Task prompt →
Retype the stretch of the listing below from its first line through the line containing "table-row[interactable]: 192.168.3.13 未分组", reproducing each line without alteration.
** begin Data in this exercise **
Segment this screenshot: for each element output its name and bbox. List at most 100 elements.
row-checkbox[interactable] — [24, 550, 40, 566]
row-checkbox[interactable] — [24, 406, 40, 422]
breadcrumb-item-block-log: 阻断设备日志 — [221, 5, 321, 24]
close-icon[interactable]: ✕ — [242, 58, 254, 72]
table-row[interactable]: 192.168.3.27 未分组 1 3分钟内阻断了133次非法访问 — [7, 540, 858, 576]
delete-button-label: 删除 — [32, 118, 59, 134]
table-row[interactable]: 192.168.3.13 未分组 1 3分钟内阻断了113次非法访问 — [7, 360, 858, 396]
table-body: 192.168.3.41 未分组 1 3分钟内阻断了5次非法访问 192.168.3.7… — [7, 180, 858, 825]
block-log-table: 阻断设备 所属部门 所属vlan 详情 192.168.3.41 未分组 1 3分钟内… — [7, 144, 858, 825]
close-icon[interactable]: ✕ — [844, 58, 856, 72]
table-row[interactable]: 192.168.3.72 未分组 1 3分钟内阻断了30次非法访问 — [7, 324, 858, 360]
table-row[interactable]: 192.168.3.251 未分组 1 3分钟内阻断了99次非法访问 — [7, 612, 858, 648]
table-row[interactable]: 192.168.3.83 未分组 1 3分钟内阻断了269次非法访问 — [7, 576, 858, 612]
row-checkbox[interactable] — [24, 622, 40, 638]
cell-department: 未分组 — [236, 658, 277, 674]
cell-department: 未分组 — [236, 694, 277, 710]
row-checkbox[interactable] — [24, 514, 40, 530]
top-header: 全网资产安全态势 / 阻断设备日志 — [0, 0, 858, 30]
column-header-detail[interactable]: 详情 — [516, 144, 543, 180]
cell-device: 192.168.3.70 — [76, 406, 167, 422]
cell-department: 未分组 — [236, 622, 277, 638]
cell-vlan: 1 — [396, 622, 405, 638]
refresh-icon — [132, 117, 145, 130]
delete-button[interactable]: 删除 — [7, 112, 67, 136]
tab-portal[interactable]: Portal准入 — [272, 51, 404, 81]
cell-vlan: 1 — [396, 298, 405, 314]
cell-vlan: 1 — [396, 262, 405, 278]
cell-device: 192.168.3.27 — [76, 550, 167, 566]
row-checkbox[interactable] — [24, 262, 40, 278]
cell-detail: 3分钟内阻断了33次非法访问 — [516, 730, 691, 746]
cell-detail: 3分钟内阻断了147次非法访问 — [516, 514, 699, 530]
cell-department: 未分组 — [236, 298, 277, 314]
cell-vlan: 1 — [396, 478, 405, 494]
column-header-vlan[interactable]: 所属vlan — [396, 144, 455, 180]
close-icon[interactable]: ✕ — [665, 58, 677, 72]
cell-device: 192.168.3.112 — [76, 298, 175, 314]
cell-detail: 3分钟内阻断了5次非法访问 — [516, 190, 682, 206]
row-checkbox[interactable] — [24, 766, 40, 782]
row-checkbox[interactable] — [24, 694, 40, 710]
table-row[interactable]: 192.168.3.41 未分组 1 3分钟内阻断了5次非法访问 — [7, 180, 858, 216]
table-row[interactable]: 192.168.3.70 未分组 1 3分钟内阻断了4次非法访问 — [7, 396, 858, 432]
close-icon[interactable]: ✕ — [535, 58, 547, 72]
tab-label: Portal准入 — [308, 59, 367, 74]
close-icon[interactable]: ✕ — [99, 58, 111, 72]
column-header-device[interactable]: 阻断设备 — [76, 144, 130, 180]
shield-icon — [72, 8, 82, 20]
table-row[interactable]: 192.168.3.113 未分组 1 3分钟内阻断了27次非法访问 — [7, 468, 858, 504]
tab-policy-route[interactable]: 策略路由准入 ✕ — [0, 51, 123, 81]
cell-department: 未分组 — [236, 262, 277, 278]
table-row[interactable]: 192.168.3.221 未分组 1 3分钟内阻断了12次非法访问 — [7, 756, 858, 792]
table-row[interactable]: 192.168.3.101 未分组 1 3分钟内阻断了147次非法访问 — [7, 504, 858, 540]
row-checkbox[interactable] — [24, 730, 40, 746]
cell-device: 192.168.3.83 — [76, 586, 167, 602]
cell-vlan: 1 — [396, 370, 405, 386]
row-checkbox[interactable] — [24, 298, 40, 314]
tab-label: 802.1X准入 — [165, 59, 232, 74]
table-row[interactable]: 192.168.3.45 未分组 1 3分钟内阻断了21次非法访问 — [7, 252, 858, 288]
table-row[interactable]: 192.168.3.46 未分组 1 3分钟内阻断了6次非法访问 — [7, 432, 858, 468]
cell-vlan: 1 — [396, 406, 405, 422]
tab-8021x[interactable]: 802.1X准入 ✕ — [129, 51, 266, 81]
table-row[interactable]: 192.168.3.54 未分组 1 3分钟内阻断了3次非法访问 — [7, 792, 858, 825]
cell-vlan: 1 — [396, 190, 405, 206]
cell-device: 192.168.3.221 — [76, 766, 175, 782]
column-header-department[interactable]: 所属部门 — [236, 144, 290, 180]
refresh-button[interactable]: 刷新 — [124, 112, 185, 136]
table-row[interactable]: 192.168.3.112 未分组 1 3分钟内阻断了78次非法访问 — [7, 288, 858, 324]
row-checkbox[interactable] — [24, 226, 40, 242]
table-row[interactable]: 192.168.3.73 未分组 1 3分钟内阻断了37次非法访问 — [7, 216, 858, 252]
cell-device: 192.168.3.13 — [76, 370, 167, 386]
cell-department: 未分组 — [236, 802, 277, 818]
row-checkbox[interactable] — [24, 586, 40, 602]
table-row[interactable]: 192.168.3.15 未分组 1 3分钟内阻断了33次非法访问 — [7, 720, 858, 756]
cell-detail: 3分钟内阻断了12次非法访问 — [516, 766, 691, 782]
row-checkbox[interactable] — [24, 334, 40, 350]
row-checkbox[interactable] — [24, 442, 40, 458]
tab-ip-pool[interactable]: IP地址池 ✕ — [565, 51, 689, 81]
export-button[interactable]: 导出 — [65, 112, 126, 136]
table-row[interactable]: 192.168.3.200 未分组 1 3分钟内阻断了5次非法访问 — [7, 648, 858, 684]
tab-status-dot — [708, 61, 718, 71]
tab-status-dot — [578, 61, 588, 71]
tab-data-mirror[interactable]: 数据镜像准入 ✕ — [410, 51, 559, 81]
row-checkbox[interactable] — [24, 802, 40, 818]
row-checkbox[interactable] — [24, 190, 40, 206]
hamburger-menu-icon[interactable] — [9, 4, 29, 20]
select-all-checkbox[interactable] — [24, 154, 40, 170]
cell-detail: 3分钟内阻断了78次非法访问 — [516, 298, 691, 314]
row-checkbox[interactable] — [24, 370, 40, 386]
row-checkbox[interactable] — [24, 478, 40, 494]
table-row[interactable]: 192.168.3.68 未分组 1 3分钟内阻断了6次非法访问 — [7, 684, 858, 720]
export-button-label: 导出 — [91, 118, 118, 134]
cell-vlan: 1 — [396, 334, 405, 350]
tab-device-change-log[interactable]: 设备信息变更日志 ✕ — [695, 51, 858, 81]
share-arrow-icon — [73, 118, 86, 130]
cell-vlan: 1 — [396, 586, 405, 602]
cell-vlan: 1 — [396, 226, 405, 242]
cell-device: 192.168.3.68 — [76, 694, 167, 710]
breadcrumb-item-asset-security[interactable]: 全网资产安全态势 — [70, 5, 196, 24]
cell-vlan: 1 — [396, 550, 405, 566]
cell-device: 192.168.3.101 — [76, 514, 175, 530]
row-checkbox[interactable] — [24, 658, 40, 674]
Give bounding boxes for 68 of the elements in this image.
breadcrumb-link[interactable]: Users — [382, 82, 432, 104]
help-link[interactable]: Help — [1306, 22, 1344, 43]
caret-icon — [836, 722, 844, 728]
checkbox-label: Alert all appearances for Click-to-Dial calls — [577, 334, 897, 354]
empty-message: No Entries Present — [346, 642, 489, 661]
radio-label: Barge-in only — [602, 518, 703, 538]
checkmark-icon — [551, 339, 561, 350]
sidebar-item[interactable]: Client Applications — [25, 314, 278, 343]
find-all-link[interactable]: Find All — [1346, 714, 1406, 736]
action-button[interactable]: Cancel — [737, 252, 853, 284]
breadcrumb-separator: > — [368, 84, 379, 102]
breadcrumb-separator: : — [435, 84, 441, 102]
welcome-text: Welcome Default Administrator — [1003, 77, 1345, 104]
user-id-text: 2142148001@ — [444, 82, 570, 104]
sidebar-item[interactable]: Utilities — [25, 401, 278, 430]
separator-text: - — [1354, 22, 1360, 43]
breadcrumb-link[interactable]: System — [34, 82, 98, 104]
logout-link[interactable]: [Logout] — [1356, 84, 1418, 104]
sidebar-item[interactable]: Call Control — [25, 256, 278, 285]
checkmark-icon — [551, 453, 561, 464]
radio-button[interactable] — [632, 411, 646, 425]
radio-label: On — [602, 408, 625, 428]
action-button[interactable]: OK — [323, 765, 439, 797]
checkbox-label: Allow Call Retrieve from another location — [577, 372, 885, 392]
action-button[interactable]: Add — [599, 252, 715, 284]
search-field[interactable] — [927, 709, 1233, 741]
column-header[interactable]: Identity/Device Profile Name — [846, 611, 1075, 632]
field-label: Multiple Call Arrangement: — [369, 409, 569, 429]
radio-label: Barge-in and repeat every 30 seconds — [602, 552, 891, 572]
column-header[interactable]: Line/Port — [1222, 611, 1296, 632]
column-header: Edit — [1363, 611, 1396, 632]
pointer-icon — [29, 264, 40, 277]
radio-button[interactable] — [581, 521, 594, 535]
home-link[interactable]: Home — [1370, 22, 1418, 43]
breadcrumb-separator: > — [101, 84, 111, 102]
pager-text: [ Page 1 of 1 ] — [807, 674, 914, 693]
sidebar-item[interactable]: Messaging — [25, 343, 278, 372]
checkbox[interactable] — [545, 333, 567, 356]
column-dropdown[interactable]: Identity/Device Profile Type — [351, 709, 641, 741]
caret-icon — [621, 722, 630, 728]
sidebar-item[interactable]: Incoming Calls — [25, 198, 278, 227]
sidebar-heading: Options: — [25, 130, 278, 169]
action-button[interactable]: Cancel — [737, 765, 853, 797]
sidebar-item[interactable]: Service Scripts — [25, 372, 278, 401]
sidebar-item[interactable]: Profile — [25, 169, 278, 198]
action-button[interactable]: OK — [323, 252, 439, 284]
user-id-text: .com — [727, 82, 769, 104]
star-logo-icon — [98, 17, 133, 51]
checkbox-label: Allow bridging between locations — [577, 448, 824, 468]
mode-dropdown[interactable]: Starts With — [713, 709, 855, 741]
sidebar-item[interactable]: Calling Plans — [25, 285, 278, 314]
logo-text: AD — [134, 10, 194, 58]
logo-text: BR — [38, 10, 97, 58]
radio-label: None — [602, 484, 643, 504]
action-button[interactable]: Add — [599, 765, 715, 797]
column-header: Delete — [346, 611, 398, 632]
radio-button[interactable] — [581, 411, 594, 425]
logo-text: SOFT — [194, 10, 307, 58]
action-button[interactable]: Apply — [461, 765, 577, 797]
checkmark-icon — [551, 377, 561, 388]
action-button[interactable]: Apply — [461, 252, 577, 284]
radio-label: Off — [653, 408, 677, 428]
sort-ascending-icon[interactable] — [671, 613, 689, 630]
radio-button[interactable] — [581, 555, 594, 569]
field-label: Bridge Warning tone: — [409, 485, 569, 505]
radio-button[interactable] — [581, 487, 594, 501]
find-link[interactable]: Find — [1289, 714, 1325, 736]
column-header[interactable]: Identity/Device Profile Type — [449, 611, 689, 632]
** end Data in this exercise **
Result of this exercise →
Segment this screenshot: for each element output its name and bbox. List at most 100 elements.
row-checkbox[interactable] — [24, 550, 40, 566]
row-checkbox[interactable] — [24, 406, 40, 422]
breadcrumb-item-block-log: 阻断设备日志 — [221, 5, 321, 24]
close-icon[interactable]: ✕ — [242, 58, 254, 72]
table-row[interactable]: 192.168.3.27 未分组 1 3分钟内阻断了133次非法访问 — [7, 540, 858, 576]
delete-button-label: 删除 — [32, 118, 59, 134]
table-row[interactable]: 192.168.3.13 未分组 1 3分钟内阻断了113次非法访问 — [7, 360, 858, 396]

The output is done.